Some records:
***

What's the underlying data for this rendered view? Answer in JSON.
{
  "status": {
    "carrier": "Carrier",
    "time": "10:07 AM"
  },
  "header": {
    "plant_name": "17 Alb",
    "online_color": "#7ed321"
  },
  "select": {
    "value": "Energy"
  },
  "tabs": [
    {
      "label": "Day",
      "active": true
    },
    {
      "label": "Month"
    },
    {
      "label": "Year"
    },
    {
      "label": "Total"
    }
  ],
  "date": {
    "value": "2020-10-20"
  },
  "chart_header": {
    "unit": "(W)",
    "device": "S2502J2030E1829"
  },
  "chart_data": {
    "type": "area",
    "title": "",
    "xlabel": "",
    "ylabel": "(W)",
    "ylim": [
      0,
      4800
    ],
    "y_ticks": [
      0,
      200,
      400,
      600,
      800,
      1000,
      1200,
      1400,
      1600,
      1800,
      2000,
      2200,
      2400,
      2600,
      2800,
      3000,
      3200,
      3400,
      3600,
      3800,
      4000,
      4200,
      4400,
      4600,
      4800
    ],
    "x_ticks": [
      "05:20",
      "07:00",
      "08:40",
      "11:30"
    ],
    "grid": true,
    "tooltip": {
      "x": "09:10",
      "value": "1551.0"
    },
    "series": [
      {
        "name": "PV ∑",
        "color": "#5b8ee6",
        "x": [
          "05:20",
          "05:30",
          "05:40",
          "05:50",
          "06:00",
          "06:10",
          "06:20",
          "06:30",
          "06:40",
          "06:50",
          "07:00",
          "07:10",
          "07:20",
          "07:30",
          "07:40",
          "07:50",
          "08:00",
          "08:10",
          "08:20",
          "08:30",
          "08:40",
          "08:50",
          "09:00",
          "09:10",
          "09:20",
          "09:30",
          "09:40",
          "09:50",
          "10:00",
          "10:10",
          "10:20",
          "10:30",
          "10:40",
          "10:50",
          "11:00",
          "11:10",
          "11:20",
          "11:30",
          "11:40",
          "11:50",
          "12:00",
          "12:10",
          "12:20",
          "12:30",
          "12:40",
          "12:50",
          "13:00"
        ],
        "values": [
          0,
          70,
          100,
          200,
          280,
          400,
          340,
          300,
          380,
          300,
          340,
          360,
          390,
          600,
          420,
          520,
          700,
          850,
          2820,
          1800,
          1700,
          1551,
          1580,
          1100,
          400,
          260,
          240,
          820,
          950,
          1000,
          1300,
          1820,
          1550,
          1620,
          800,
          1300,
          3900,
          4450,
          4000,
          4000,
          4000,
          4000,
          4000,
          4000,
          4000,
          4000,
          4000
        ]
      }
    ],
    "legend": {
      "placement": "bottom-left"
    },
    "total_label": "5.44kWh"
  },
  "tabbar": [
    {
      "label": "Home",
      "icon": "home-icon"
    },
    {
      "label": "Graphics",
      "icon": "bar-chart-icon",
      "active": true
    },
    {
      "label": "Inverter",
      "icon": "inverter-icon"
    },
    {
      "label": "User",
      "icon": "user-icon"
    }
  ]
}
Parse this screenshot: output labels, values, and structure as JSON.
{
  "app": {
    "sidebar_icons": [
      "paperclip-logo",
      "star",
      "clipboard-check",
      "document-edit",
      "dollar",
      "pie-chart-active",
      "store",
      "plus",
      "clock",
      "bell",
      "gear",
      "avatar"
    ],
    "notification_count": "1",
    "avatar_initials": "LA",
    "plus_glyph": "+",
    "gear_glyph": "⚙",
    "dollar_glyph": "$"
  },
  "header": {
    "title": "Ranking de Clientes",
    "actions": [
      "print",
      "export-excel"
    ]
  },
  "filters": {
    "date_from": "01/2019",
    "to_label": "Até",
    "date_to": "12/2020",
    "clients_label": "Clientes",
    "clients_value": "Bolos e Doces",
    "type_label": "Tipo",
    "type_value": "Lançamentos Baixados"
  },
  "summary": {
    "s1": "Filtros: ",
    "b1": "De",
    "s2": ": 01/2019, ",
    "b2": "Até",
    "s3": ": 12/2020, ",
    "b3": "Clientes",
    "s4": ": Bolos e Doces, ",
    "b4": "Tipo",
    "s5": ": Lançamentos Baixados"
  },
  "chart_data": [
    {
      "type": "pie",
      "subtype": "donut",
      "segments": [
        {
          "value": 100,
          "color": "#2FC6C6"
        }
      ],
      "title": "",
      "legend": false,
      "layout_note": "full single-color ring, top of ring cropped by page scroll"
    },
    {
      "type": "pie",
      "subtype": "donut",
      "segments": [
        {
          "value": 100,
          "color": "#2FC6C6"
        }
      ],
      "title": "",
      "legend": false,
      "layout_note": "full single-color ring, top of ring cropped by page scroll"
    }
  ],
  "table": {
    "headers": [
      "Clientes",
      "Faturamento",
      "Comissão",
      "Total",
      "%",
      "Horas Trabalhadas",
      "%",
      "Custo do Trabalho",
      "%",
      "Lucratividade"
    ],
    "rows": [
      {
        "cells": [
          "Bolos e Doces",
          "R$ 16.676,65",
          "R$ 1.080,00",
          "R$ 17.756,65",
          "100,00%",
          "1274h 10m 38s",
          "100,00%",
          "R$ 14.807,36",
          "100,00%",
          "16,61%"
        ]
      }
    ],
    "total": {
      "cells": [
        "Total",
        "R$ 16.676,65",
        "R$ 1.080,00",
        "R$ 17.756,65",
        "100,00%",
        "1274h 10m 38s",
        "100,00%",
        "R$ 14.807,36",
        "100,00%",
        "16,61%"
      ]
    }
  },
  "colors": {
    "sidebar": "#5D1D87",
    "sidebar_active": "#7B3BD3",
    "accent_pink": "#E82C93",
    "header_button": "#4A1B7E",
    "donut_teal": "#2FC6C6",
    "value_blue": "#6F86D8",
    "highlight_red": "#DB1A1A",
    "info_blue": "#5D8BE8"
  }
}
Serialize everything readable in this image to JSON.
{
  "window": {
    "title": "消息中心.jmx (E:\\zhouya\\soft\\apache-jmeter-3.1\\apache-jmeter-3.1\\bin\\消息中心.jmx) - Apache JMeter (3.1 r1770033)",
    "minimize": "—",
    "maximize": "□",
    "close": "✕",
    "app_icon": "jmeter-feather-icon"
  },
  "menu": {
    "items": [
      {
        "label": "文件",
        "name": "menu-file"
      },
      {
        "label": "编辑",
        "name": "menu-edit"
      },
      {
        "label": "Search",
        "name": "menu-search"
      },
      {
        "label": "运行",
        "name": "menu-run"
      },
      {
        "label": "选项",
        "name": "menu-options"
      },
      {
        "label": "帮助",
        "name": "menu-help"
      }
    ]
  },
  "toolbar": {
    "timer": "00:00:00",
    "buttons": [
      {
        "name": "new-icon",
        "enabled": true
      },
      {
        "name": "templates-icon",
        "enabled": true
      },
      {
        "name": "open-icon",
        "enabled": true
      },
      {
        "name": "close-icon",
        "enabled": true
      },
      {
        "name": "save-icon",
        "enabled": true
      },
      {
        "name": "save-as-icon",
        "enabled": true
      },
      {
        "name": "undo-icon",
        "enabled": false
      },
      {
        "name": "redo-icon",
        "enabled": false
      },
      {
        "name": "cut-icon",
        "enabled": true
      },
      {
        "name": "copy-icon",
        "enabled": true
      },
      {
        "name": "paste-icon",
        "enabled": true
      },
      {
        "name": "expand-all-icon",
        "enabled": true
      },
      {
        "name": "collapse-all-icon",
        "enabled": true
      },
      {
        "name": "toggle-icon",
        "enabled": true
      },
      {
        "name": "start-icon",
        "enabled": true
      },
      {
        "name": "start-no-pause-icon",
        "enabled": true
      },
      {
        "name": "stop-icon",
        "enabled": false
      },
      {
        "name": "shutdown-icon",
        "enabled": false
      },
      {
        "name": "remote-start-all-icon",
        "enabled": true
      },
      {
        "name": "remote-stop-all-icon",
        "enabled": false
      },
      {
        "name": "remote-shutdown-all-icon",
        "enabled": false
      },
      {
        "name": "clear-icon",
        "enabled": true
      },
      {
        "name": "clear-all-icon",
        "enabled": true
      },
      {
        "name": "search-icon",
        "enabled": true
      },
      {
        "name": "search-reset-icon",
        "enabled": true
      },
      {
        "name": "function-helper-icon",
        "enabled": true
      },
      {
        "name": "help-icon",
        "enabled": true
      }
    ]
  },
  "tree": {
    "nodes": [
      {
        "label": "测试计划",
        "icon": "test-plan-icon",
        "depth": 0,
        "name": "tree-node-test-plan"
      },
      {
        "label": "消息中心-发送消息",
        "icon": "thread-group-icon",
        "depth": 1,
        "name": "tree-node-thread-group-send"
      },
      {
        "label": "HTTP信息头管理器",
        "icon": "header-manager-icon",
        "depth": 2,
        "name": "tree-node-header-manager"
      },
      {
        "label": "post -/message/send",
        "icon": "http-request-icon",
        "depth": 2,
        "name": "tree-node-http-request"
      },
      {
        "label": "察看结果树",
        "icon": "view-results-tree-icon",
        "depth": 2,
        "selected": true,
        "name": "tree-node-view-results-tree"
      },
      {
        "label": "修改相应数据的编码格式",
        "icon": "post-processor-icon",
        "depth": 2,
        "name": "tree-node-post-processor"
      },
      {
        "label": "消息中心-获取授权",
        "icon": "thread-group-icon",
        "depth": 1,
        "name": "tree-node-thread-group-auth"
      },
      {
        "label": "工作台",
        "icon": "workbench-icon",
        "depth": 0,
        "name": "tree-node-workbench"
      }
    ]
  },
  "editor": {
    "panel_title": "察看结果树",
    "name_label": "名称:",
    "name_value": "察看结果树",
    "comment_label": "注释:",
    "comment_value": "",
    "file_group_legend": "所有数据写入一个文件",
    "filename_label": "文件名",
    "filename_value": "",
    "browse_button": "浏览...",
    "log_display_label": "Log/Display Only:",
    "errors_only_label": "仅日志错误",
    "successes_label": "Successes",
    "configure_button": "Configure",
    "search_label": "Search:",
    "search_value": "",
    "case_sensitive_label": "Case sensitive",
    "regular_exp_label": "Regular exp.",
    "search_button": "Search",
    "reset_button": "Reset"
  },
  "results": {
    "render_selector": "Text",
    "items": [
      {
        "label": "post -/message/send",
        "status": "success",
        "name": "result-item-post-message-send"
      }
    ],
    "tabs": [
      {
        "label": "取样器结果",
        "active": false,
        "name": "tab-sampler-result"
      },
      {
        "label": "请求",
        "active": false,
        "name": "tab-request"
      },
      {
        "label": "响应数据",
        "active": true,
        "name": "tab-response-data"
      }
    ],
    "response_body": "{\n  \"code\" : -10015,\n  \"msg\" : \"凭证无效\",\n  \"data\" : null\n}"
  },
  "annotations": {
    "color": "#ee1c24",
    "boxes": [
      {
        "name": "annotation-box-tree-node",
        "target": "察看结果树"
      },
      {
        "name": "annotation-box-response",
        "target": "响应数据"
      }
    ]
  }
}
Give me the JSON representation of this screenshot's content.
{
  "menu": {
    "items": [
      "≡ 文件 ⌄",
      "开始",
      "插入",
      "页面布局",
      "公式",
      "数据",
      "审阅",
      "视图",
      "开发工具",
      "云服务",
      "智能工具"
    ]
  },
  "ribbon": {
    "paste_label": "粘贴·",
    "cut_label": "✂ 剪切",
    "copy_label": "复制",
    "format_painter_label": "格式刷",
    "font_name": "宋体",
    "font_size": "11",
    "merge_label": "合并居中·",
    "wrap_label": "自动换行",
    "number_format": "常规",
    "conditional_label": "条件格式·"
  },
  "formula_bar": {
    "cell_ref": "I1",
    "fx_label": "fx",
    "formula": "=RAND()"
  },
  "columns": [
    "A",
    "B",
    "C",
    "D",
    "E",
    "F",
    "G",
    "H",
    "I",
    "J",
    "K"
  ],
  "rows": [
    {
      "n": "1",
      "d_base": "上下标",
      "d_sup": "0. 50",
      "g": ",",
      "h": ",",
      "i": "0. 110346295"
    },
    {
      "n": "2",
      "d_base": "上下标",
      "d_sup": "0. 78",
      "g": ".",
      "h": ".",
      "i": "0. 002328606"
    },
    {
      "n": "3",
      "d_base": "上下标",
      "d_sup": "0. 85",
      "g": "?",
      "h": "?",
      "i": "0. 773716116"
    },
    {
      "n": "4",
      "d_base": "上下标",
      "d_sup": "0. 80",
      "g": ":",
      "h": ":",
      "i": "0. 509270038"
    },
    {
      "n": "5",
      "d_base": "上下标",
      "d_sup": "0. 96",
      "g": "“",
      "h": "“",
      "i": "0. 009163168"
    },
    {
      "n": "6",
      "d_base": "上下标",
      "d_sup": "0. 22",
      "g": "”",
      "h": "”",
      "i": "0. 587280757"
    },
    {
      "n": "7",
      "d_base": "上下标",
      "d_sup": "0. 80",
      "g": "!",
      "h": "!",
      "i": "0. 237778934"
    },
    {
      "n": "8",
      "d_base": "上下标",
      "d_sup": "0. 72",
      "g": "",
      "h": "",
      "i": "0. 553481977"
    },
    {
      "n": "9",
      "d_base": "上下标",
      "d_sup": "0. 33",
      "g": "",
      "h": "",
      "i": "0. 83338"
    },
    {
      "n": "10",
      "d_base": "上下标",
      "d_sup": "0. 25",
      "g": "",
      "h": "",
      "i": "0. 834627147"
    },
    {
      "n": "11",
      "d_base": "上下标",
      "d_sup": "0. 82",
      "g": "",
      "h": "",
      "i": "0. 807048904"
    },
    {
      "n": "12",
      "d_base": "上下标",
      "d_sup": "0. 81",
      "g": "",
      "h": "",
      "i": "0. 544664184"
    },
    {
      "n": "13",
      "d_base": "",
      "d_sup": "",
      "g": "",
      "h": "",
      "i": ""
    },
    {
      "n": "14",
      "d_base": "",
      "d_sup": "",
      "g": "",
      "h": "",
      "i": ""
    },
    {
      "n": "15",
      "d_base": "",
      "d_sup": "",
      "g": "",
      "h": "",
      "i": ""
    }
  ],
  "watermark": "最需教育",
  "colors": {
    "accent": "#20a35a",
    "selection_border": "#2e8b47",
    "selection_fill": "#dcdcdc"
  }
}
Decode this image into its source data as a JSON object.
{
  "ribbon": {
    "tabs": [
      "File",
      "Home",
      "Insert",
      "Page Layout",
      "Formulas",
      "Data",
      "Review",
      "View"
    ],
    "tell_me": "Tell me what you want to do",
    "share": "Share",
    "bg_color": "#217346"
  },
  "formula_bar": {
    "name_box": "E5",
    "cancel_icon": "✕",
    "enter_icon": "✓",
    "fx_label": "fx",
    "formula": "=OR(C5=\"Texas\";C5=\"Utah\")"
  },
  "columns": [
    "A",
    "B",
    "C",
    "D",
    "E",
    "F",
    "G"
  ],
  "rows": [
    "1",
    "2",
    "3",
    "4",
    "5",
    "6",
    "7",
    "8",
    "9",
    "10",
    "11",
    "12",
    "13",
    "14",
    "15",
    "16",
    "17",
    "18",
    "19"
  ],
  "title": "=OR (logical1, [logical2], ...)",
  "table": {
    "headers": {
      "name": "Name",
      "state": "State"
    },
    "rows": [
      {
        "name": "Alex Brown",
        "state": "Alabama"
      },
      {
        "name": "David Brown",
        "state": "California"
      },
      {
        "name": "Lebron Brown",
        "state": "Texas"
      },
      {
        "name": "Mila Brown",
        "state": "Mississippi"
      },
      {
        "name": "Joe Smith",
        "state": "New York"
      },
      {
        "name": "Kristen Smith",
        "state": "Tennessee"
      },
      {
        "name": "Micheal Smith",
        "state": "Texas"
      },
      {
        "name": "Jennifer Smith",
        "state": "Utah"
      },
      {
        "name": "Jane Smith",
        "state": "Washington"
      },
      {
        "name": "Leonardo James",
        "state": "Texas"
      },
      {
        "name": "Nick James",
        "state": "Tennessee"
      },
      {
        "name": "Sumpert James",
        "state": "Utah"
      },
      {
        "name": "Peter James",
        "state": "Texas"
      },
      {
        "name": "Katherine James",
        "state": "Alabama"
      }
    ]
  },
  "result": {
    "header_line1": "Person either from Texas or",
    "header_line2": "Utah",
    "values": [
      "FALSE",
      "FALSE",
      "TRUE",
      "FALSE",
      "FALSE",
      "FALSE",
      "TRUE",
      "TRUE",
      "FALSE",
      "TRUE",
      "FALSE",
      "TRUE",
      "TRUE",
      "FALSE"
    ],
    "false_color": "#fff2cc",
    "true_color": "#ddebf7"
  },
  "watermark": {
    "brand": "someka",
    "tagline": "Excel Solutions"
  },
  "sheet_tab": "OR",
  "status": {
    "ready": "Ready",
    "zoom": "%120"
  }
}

***

(Problem details): Count how many lines above carry the word "send". Only the number is required.

(Written answer): 4